[Boxed element records]
┄┄┄┄┄┄┄┄┄┄

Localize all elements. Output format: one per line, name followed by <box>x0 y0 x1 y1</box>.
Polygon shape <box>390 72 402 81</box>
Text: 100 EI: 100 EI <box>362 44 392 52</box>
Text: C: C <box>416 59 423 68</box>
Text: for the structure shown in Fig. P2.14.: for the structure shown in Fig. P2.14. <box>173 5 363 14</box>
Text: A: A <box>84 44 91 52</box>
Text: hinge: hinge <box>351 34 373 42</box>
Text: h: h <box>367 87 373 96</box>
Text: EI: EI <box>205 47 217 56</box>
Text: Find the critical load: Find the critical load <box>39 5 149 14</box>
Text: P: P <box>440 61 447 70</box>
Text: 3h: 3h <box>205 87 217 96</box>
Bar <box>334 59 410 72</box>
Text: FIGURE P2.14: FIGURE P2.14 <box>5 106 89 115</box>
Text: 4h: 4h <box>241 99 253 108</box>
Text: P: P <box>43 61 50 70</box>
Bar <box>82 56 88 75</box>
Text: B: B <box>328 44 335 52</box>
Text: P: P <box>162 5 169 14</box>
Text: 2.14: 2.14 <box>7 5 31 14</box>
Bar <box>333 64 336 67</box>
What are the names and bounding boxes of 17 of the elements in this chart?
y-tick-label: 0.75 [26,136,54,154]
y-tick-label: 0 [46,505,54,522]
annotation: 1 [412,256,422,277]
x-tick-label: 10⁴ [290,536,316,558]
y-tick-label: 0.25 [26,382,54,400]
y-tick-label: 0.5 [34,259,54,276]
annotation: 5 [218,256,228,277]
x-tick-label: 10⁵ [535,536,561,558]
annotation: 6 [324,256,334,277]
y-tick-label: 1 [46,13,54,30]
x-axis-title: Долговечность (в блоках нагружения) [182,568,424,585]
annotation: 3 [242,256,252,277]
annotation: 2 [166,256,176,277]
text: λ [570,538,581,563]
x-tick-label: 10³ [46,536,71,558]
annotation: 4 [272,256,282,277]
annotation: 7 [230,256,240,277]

┄┄┄┄┄┄┄┄┄┄

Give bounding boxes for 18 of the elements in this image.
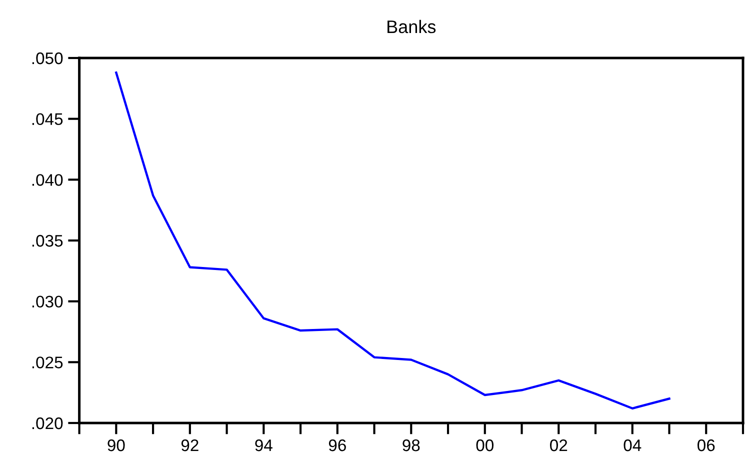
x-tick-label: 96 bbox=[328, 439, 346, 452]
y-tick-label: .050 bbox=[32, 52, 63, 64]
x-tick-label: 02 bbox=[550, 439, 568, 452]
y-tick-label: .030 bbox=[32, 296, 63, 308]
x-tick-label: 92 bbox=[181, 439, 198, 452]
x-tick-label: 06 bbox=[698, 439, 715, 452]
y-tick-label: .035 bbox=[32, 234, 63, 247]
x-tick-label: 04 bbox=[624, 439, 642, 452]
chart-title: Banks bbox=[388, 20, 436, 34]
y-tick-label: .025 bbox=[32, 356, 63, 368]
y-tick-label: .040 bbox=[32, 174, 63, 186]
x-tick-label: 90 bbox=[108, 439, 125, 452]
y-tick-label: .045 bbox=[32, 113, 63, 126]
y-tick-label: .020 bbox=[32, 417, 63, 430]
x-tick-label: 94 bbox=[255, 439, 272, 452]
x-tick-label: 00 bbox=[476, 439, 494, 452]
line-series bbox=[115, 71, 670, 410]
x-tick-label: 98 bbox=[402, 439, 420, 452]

┄┄┄┄┄┄┄┄┄┄

Reproduce the records verbatim, starting with the line that contains "x-tick-label: 96 bbox=[328, 439, 346, 452]" and ending with the line that contains "x-tick-label: 06 bbox=[698, 439, 715, 452]", both lines included.

▸ SOLUTION TO THIS TASK:
x-tick-label: 96 bbox=[328, 439, 346, 452]
y-tick-label: .050 bbox=[32, 52, 63, 64]
x-tick-label: 02 bbox=[550, 439, 568, 452]
y-tick-label: .030 bbox=[32, 296, 63, 308]
x-tick-label: 92 bbox=[181, 439, 198, 452]
x-tick-label: 06 bbox=[698, 439, 715, 452]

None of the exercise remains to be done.